## Challenge
Write out all of the data exactly as it appears.

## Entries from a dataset
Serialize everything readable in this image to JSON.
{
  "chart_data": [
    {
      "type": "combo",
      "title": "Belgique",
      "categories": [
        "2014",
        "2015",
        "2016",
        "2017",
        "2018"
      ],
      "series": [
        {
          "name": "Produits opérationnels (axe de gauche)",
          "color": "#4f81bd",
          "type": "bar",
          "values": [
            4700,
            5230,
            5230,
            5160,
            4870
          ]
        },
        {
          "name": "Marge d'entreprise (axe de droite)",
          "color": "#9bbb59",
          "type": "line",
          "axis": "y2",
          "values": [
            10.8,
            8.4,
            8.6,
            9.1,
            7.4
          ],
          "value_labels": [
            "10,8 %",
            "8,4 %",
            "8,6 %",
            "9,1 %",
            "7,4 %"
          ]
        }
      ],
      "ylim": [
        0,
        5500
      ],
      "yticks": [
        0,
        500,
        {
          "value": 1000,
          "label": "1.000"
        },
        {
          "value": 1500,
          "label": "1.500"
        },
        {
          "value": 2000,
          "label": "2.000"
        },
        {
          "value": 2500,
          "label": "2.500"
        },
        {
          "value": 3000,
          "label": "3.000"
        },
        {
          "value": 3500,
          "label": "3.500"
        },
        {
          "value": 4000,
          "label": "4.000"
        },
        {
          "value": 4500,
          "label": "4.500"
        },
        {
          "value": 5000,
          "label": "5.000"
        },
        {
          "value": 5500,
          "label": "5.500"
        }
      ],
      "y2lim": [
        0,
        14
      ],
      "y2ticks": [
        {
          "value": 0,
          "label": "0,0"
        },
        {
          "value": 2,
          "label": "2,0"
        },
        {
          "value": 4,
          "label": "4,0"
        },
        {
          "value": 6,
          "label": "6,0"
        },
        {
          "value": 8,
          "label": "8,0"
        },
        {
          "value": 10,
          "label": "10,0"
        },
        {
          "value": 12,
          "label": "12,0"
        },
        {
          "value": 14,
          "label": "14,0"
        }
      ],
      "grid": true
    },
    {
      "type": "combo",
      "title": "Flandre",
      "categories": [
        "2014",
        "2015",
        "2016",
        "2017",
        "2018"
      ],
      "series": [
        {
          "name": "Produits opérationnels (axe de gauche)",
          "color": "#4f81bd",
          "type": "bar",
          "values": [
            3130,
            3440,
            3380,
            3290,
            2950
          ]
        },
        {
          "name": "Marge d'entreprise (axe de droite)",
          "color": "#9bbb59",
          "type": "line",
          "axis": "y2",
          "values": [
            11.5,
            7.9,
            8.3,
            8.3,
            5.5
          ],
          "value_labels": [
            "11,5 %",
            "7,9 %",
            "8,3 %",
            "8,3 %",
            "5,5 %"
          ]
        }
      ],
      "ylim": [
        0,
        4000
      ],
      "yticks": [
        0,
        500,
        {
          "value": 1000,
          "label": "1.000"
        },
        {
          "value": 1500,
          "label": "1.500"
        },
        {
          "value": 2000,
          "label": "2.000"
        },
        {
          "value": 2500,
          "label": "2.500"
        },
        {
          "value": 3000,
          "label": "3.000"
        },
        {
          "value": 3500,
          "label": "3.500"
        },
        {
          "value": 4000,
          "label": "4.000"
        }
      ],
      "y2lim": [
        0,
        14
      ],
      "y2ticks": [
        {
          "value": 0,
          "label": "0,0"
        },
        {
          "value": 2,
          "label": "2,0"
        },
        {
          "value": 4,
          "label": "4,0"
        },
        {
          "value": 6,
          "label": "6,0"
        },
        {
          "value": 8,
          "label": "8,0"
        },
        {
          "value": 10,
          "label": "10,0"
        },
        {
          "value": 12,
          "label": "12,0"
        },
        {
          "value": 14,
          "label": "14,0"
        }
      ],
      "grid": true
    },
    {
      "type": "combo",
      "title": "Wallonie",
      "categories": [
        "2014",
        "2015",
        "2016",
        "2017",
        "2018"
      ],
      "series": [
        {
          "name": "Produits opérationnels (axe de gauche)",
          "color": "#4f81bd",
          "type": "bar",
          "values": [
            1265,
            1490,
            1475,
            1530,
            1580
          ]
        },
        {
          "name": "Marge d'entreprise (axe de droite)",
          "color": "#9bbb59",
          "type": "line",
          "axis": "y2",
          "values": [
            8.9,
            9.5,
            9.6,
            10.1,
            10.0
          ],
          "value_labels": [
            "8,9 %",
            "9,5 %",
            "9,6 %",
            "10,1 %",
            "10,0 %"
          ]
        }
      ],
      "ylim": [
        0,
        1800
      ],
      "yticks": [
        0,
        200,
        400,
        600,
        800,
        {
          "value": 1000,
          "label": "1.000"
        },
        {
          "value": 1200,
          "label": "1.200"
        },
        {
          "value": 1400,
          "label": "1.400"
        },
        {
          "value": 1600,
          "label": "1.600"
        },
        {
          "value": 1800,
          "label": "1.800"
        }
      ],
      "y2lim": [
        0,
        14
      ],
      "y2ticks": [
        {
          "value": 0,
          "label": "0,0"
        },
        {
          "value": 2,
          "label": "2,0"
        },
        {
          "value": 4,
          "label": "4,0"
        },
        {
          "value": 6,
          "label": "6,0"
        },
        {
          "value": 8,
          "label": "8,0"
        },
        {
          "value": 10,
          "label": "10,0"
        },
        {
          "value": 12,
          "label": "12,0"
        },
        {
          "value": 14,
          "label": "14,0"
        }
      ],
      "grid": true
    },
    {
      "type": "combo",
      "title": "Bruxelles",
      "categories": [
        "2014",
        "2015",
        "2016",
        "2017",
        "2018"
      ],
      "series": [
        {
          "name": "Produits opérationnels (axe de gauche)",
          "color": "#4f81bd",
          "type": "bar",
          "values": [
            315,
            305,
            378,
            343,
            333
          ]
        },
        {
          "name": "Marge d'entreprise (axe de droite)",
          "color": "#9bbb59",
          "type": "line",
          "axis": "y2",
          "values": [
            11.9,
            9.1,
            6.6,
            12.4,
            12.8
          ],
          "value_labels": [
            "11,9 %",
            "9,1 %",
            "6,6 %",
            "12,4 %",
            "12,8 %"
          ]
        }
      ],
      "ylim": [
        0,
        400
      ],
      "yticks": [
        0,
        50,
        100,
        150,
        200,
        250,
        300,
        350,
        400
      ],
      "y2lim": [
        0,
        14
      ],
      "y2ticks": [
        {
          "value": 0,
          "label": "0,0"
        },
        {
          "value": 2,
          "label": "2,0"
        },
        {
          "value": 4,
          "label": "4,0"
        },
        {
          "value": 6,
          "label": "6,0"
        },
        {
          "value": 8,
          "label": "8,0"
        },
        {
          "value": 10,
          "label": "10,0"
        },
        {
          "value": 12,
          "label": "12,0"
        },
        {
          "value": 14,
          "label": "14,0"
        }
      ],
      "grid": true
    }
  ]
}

## Complete output
Serialize everything readable in this image to JSON.
{
  "chart_data": [
    {
      "type": "combo",
      "title": "Belgique",
      "categories": [
        "2014",
        "2015",
        "2016",
        "2017",
        "2018"
      ],
      "series": [
        {
          "name": "Produits opérationnels (axe de gauche)",
          "color": "#4f81bd",
          "type": "bar",
          "values": [
            4700,
            5230,
            5230,
            5160,
            4870
          ]
        },
        {
          "name": "Marge d'entreprise (axe de droite)",
          "color": "#9bbb59",
          "type": "line",
          "axis": "y2",
          "values": [
            10.8,
            8.4,
            8.6,
            9.1,
            7.4
          ],
          "value_labels": [
            "10,8 %",
            "8,4 %",
            "8,6 %",
            "9,1 %",
            "7,4 %"
          ]
        }
      ],
      "ylim": [
        0,
        5500
      ],
      "yticks": [
        0,
        500,
        {
          "value": 1000,
          "label": "1.000"
        },
        {
          "value": 1500,
          "label": "1.500"
        },
        {
          "value": 2000,
          "label": "2.000"
        },
        {
          "value": 2500,
          "label": "2.500"
        },
        {
          "value": 3000,
          "label": "3.000"
        },
        {
          "value": 3500,
          "label": "3.500"
        },
        {
          "value": 4000,
          "label": "4.000"
        },
        {
          "value": 4500,
          "label": "4.500"
        },
        {
          "value": 5000,
          "label": "5.000"
        },
        {
          "value": 5500,
          "label": "5.500"
        }
      ],
      "y2lim": [
        0,
        14
      ],
      "y2ticks": [
        {
          "value": 0,
          "label": "0,0"
        },
        {
          "value": 2,
          "label": "2,0"
        },
        {
          "value": 4,
          "label": "4,0"
        },
        {
          "value": 6,
          "label": "6,0"
        },
        {
          "value": 8,
          "label": "8,0"
        },
        {
          "value": 10,
          "label": "10,0"
        },
        {
          "value": 12,
          "label": "12,0"
        },
        {
          "value": 14,
          "label": "14,0"
        }
      ],
      "grid": true
    },
    {
      "type": "combo",
      "title": "Flandre",
      "categories": [
        "2014",
        "2015",
        "2016",
        "2017",
        "2018"
      ],
      "series": [
        {
          "name": "Produits opérationnels (axe de gauche)",
          "color": "#4f81bd",
          "type": "bar",
          "values": [
            3130,
            3440,
            3380,
            3290,
            2950
          ]
        },
        {
          "name": "Marge d'entreprise (axe de droite)",
          "color": "#9bbb59",
          "type": "line",
          "axis": "y2",
          "values": [
            11.5,
            7.9,
            8.3,
            8.3,
            5.5
          ],
          "value_labels": [
            "11,5 %",
            "7,9 %",
            "8,3 %",
            "8,3 %",
            "5,5 %"
          ]
        }
      ],
      "ylim": [
        0,
        4000
      ],
      "yticks": [
        0,
        500,
        {
          "value": 1000,
          "label": "1.000"
        },
        {
          "value": 1500,
          "label": "1.500"
        },
        {
          "value": 2000,
          "label": "2.000"
        },
        {
          "value": 2500,
          "label": "2.500"
        },
        {
          "value": 3000,
          "label": "3.000"
        },
        {
          "value": 3500,
          "label": "3.500"
        },
        {
          "value": 4000,
          "label": "4.000"
        }
      ],
      "y2lim": [
        0,
        14
      ],
      "y2ticks": [
        {
          "value": 0,
          "label": "0,0"
        },
        {
          "value": 2,
          "label": "2,0"
        },
        {
          "value": 4,
          "label": "4,0"
        },
        {
          "value": 6,
          "label": "6,0"
        },
        {
          "value": 8,
          "label": "8,0"
        },
        {
          "value": 10,
          "label": "10,0"
        },
        {
          "value": 12,
          "label": "12,0"
        },
        {
          "value": 14,
          "label": "14,0"
        }
      ],
      "grid": true
    },
    {
      "type": "combo",
      "title": "Wallonie",
      "categories": [
        "2014",
        "2015",
        "2016",
        "2017",
        "2018"
      ],
      "series": [
        {
          "name": "Produits opérationnels (axe de gauche)",
          "color": "#4f81bd",
          "type": "bar",
          "values": [
            1265,
            1490,
            1475,
            1530,
            1580
          ]
        },
        {
          "name": "Marge d'entreprise (axe de droite)",
          "color": "#9bbb59",
          "type": "line",
          "axis": "y2",
          "values": [
            8.9,
            9.5,
            9.6,
            10.1,
            10.0
          ],
          "value_labels": [
            "8,9 %",
            "9,5 %",
            "9,6 %",
            "10,1 %",
            "10,0 %"
          ]
        }
      ],
      "ylim": [
        0,
        1800
      ],
      "yticks": [
        0,
        200,
        400,
        600,
        800,
        {
          "value": 1000,
          "label": "1.000"
        },
        {
          "value": 1200,
          "label": "1.200"
        },
        {
          "value": 1400,
          "label": "1.400"
        },
        {
          "value": 1600,
          "label": "1.600"
        },
        {
          "value": 1800,
          "label": "1.800"
        }
      ],
      "y2lim": [
        0,
        14
      ],
      "y2ticks": [
        {
          "value": 0,
          "label": "0,0"
        },
        {
          "value": 2,
          "label": "2,0"
        },
        {
          "value": 4,
          "label": "4,0"
        },
        {
          "value": 6,
          "label": "6,0"
        },
        {
          "value": 8,
          "label": "8,0"
        },
        {
          "value": 10,
          "label": "10,0"
        },
        {
          "value": 12,
          "label": "12,0"
        },
        {
          "value": 14,
          "label": "14,0"
        }
      ],
      "grid": true
    },
    {
      "type": "combo",
      "title": "Bruxelles",
      "categories": [
        "2014",
        "2015",
        "2016",
        "2017",
        "2018"
      ],
      "series": [
        {
          "name": "Produits opérationnels (axe de gauche)",
          "color": "#4f81bd",
          "type": "bar",
          "values": [
            315,
            305,
            378,
            343,
            333
          ]
        },
        {
          "name": "Marge d'entreprise (axe de droite)",
          "color": "#9bbb59",
          "type": "line",
          "axis": "y2",
          "values": [
            11.9,
            9.1,
            6.6,
            12.4,
            12.8
          ],
          "value_labels": [
            "11,9 %",
            "9,1 %",
            "6,6 %",
            "12,4 %",
            "12,8 %"
          ]
        }
      ],
      "ylim": [
        0,
        400
      ],
      "yticks": [
        0,
        50,
        100,
        150,
        200,
        250,
        300,
        350,
        400
      ],
      "y2lim": [
        0,
        14
      ],
      "y2ticks": [
        {
          "value": 0,
          "label": "0,0"
        },
        {
          "value": 2,
          "label": "2,0"
        },
        {
          "value": 4,
          "label": "4,0"
        },
        {
          "value": 6,
          "label": "6,0"
        },
        {
          "value": 8,
          "label": "8,0"
        },
        {
          "value": 10,
          "label": "10,0"
        },
        {
          "value": 12,
          "label": "12,0"
        },
        {
          "value": 14,
          "label": "14,0"
        }
      ],
      "grid": true
    }
  ]
}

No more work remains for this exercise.